— Begin The input —

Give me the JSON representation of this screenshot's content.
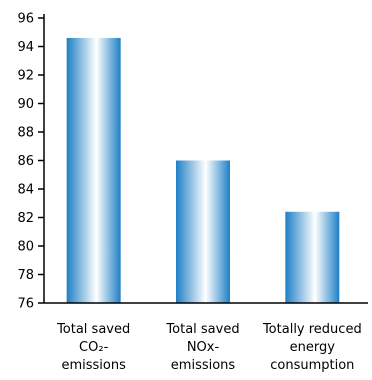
{
  "chart_data": {
    "type": "bar",
    "categories": [
      [
        "Total saved",
        "CO₂-",
        "emissions"
      ],
      [
        "Total saved",
        "NOx-",
        "emissions"
      ],
      [
        "Totally reduced",
        "energy",
        "consumption"
      ]
    ],
    "values": [
      94.6,
      86.0,
      82.4
    ],
    "ylim": [
      76,
      96
    ],
    "yticks": [
      76,
      78,
      80,
      82,
      84,
      86,
      88,
      90,
      92,
      94,
      96
    ],
    "grid": false,
    "bar_colors": {
      "edge": "#1e7fc6",
      "center": "#ffffff"
    }
  }
}
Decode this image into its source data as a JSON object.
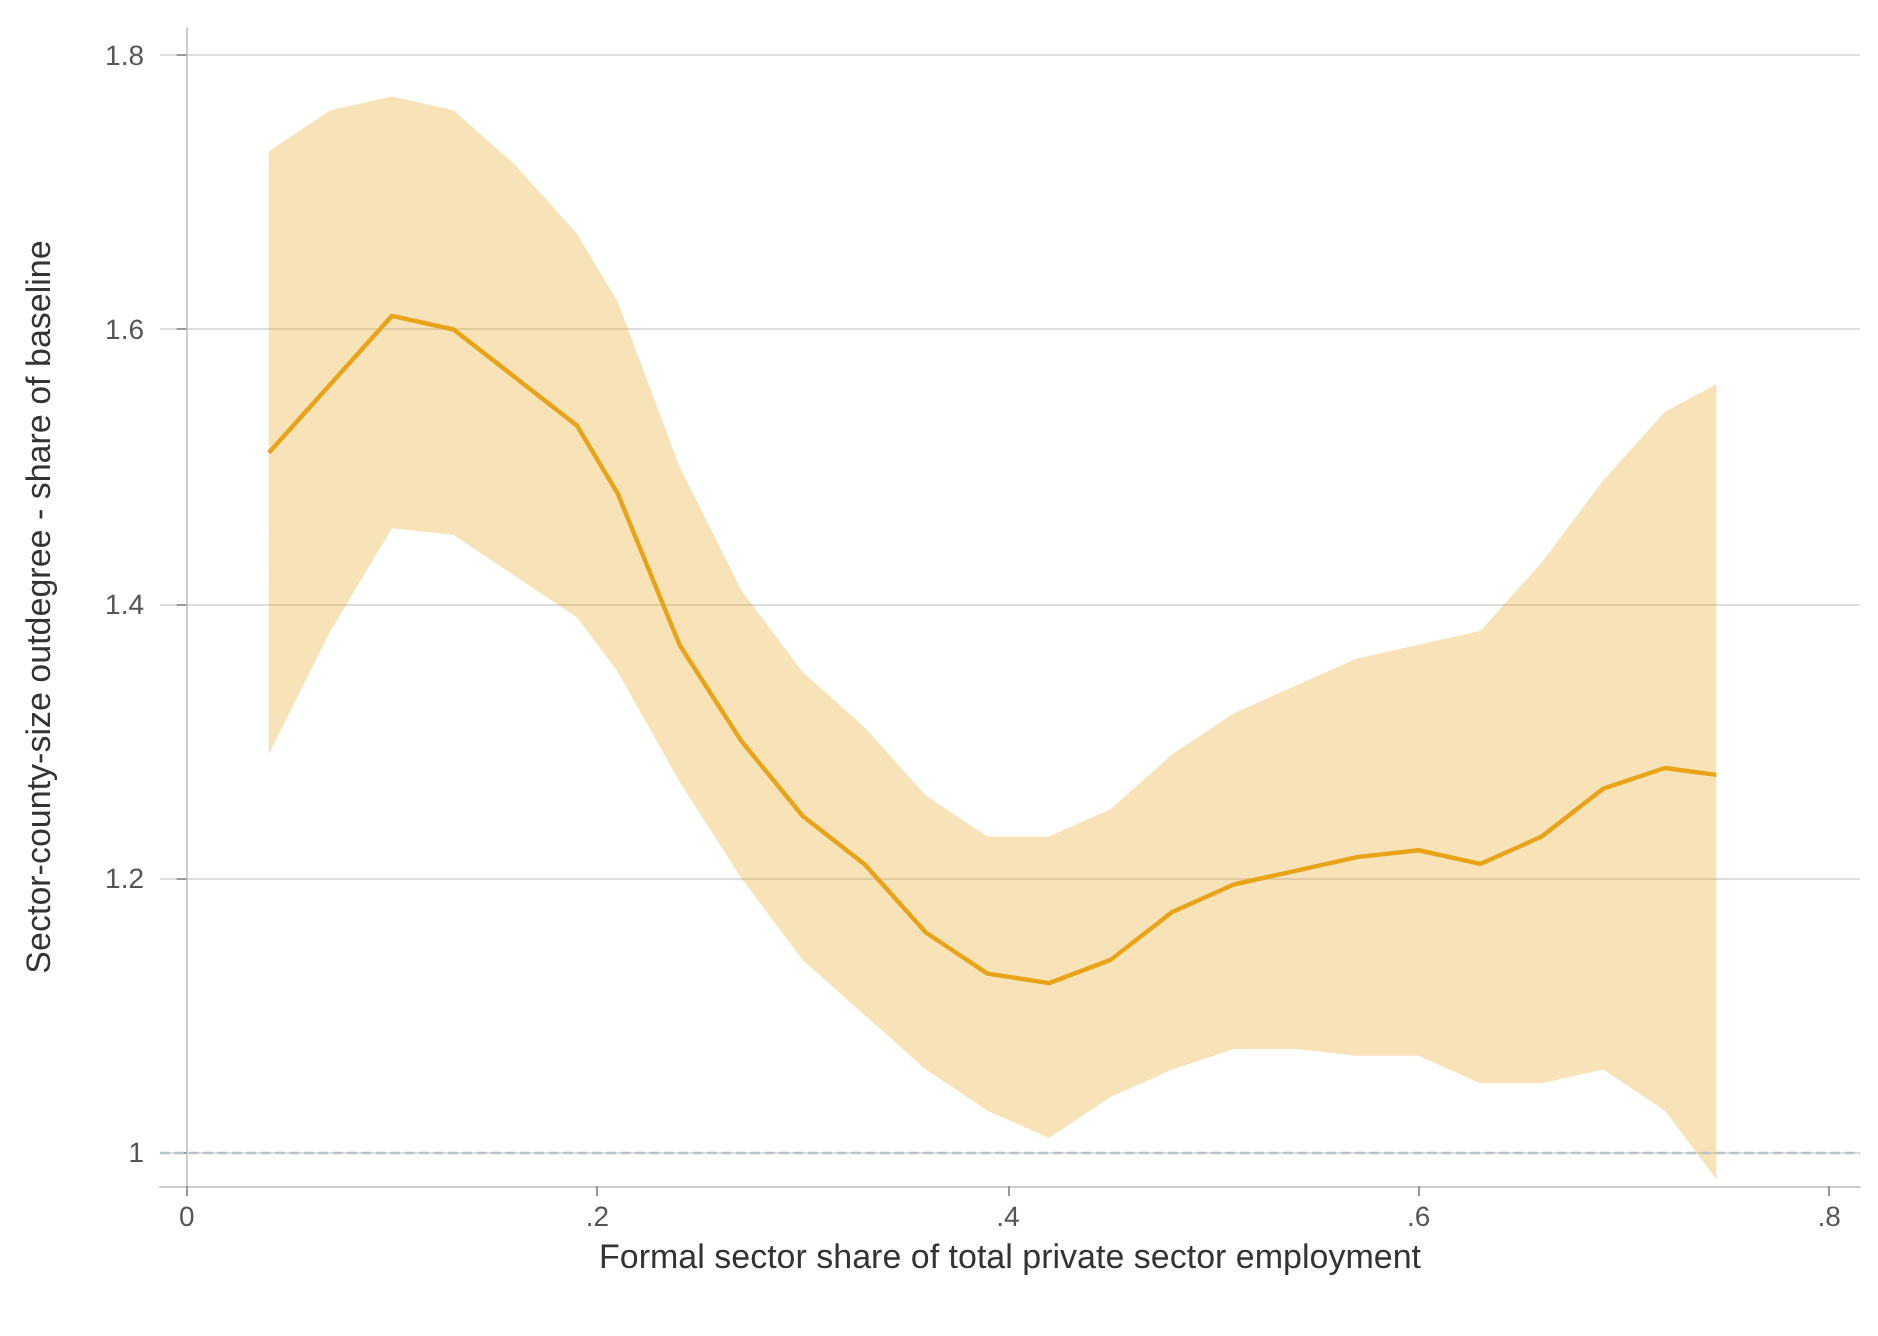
{
  "chart_data": {
    "type": "line",
    "xlabel": "Formal sector share of total private sector employment",
    "ylabel": "Sector-county-size outdegree - share of baseline",
    "x": [
      0.04,
      0.07,
      0.1,
      0.13,
      0.16,
      0.19,
      0.21,
      0.24,
      0.27,
      0.3,
      0.33,
      0.36,
      0.39,
      0.42,
      0.45,
      0.48,
      0.51,
      0.54,
      0.57,
      0.6,
      0.63,
      0.66,
      0.69,
      0.72,
      0.745
    ],
    "series": [
      {
        "color": "#e8a317",
        "values": [
          1.51,
          1.56,
          1.61,
          1.6,
          1.565,
          1.53,
          1.48,
          1.37,
          1.3,
          1.245,
          1.21,
          1.16,
          1.13,
          1.123,
          1.14,
          1.175,
          1.195,
          1.205,
          1.215,
          1.22,
          1.21,
          1.23,
          1.265,
          1.28,
          1.275
        ],
        "lower": [
          1.29,
          1.38,
          1.455,
          1.45,
          1.42,
          1.39,
          1.35,
          1.27,
          1.2,
          1.14,
          1.1,
          1.06,
          1.03,
          1.01,
          1.04,
          1.06,
          1.075,
          1.075,
          1.07,
          1.07,
          1.05,
          1.05,
          1.06,
          1.03,
          0.98
        ],
        "upper": [
          1.73,
          1.76,
          1.77,
          1.76,
          1.72,
          1.67,
          1.62,
          1.5,
          1.41,
          1.35,
          1.31,
          1.26,
          1.23,
          1.23,
          1.25,
          1.29,
          1.32,
          1.34,
          1.36,
          1.37,
          1.38,
          1.43,
          1.49,
          1.54,
          1.56
        ]
      }
    ],
    "xlim": [
      -0.013,
      0.815
    ],
    "xticks": [
      0,
      {
        "value": 0.2,
        "label": ".2"
      },
      {
        "value": 0.4,
        "label": ".4"
      },
      {
        "value": 0.6,
        "label": ".6"
      },
      {
        "value": 0.8,
        "label": ".8"
      }
    ],
    "ylim": [
      0.975,
      1.82
    ],
    "yticks": [
      1,
      1.2,
      1.4,
      1.6,
      1.8
    ],
    "ref_lines": [
      {
        "axis": "y",
        "value": 1,
        "color": "#b8c4cc",
        "line_style": "dashed"
      }
    ],
    "grid": "y",
    "marker": "none",
    "line_style": "solid"
  }
}
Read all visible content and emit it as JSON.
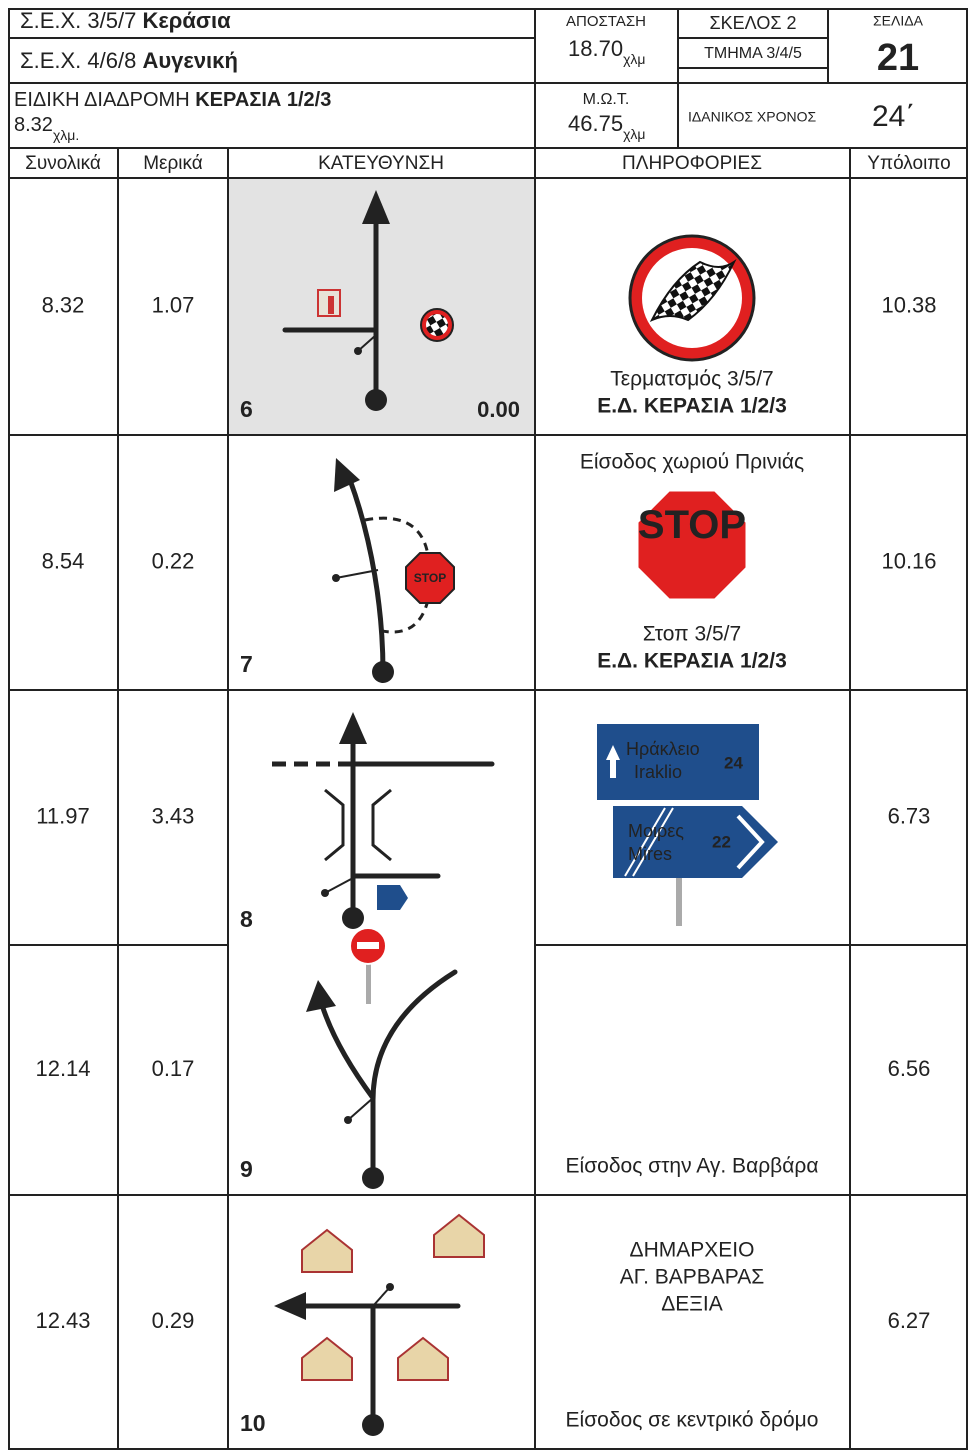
{
  "header": {
    "stage_a": {
      "label": "Σ.Ε.Χ. 3/5/7",
      "name": "Κεράσια"
    },
    "stage_b": {
      "label": "Σ.Ε.Χ. 4/6/8",
      "name": "Αυγενική"
    },
    "special_stage": {
      "label": "ΕΙΔΙΚΗ ΔΙΑΔΡΟΜΗ",
      "name": "ΚΕΡΑΣΙΑ 1/2/3",
      "length": "8.32",
      "unit": "χλμ."
    },
    "distance": {
      "label": "ΑΠΟΣΤΑΣΗ",
      "value": "18.70",
      "unit": "χλμ"
    },
    "leg": "ΣΚΕΛΟΣ 2",
    "section": "ΤΜΗΜΑ 3/4/5",
    "page": {
      "label": "ΣΕΛΙΔΑ",
      "value": "21"
    },
    "mot": {
      "label": "Μ.Ω.Τ.",
      "value": "46.75",
      "unit": "χλμ"
    },
    "ideal_time": {
      "label": "ΙΔΑΝΙΚΟΣ ΧΡΟΝΟΣ",
      "value": "24΄"
    }
  },
  "columns": [
    "Συνολικά",
    "Μερικά",
    "ΚΑΤΕΥΘΥΝΣΗ",
    "ΠΛΗΡΟΦΟΡΙΕΣ",
    "Υπόλοιπο"
  ],
  "rows": [
    {
      "total": "8.32",
      "partial": "1.07",
      "number": "6",
      "distance_mark": "0.00",
      "remaining": "10.38",
      "info_bottom": [
        {
          "text": "Τερματσμός 3/5/7"
        },
        {
          "text": "Ε.Δ. ΚΕΡΑΣΙΑ 1/2/3",
          "bold": true
        }
      ]
    },
    {
      "total": "8.54",
      "partial": "0.22",
      "number": "7",
      "remaining": "10.16",
      "sign": "STOP",
      "info_top": [
        {
          "text": "Είσοδος χωριού Πρινιάς"
        }
      ],
      "info_bottom": [
        {
          "text": "Στοπ 3/5/7"
        },
        {
          "text": "Ε.Δ. ΚΕΡΑΣΙΑ 1/2/3",
          "bold": true
        }
      ]
    },
    {
      "total": "11.97",
      "partial": "3.43",
      "number": "8",
      "remaining": "6.73",
      "sign": {
        "upper": {
          "name_gr": "Ηράκλειο",
          "name_en": "Iraklio",
          "km": "24"
        },
        "lower": {
          "name_gr": "Μοιρες",
          "name_en": "Mires",
          "km": "22"
        }
      }
    },
    {
      "total": "12.14",
      "partial": "0.17",
      "number": "9",
      "remaining": "6.56",
      "info_bottom": [
        {
          "text": "Είσοδος στην Αγ. Βαρβάρα"
        }
      ]
    },
    {
      "total": "12.43",
      "partial": "0.29",
      "number": "10",
      "remaining": "6.27",
      "info_top": [
        {
          "text": "ΔΗΜΑΡΧΕΙΟ"
        },
        {
          "text": "ΑΓ. ΒΑΡΒΑΡΑΣ"
        },
        {
          "text": "ΔΕΞΙΑ"
        }
      ],
      "info_bottom": [
        {
          "text": "Είσοδος σε κεντρικό δρόμο"
        }
      ]
    }
  ]
}
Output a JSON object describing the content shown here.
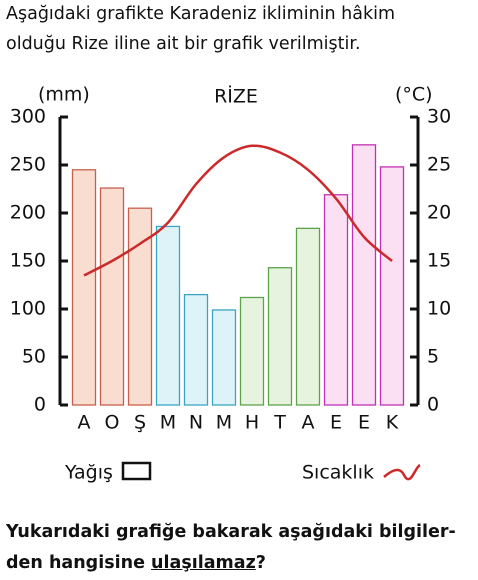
{
  "intro": [
    "Aşağıdaki grafikte Karadeniz ikliminin hâkim",
    "olduğu Rize iline ait bir grafik verilmiştir."
  ],
  "chart_data": {
    "type": "bar-line",
    "title": "RİZE",
    "y_label": "(mm)",
    "y2_label": "(°C)",
    "categories": [
      "A",
      "O",
      "Ş",
      "M",
      "N",
      "M",
      "H",
      "T",
      "A",
      "E",
      "E",
      "K"
    ],
    "series": [
      {
        "name": "Yağış",
        "type": "bar",
        "axis": "y",
        "values": [
          245,
          226,
          205,
          186,
          115,
          99,
          112,
          143,
          184,
          219,
          271,
          248
        ],
        "colors": [
          "#f9ddd0",
          "#f9ddd0",
          "#f9ddd0",
          "#def3f8",
          "#def3f8",
          "#def3f8",
          "#e5f3df",
          "#e5f3df",
          "#e5f3df",
          "#fbe0f4",
          "#fbe0f4",
          "#fbe0f4"
        ],
        "edge_colors": [
          "#c8604c",
          "#c8604c",
          "#c8604c",
          "#3ba4c2",
          "#3ba4c2",
          "#3ba4c2",
          "#5ea34c",
          "#5ea34c",
          "#5ea34c",
          "#c132b2",
          "#c132b2",
          "#c132b2"
        ]
      },
      {
        "name": "Sıcaklık",
        "type": "line",
        "axis": "y2",
        "color": "#cc2a2a",
        "values": [
          13.5,
          15,
          16.8,
          19,
          23,
          25.8,
          27,
          26.3,
          24.5,
          21.5,
          17.5,
          15
        ]
      }
    ],
    "ylim": [
      0,
      300
    ],
    "yticks": [
      0,
      50,
      100,
      150,
      200,
      250,
      300
    ],
    "y2lim": [
      0,
      30
    ],
    "y2ticks": [
      0,
      5,
      10,
      15,
      20,
      25,
      30
    ]
  },
  "question": {
    "text": "Yukarıdaki grafiğe bakarak aşağıdaki bilgiler-",
    "text2": "den hangisine",
    "emphasis": "ulaşılamaz",
    "end": "?"
  }
}
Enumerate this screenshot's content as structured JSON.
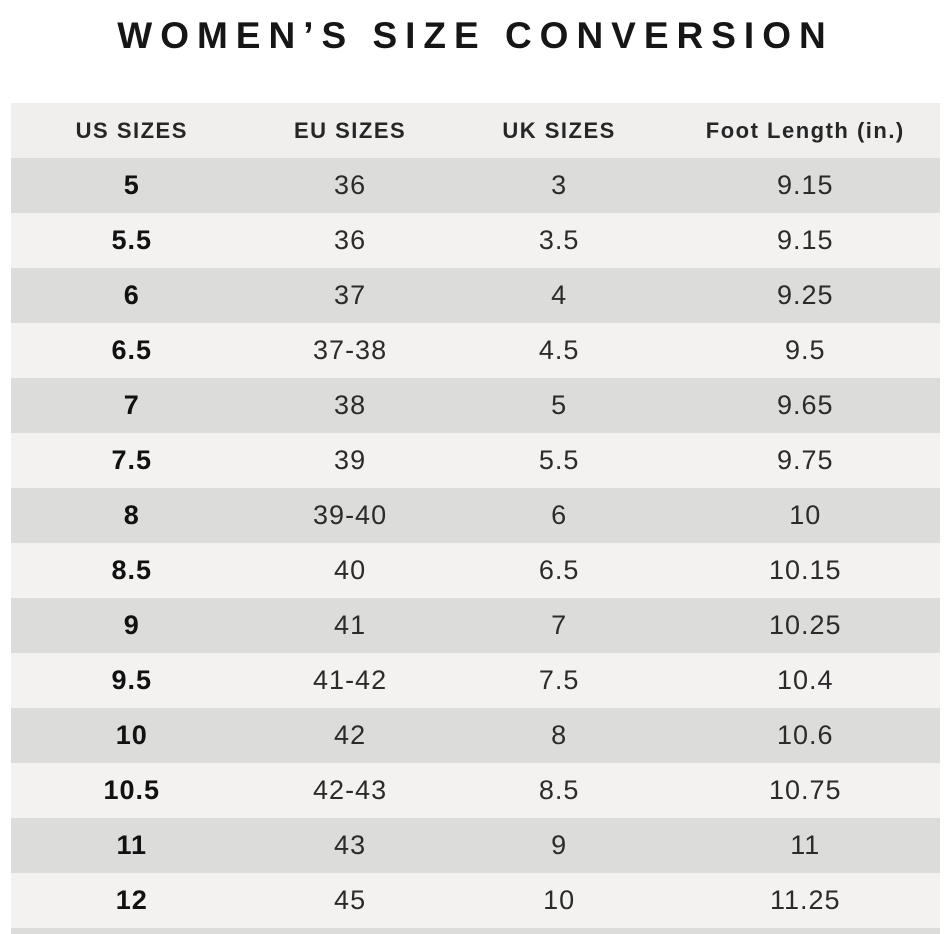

— End The input —

Problem description
From the data above, copy each line where the string "Είσοδος" appears.

Solution for this task
          "text": "Είσοδος χωριού Πρινιάς"
          "text": "Είσοδος στην Αγ. Βαρβάρα"
          "text": "Είσοδος σε κεντρικό δρόμο"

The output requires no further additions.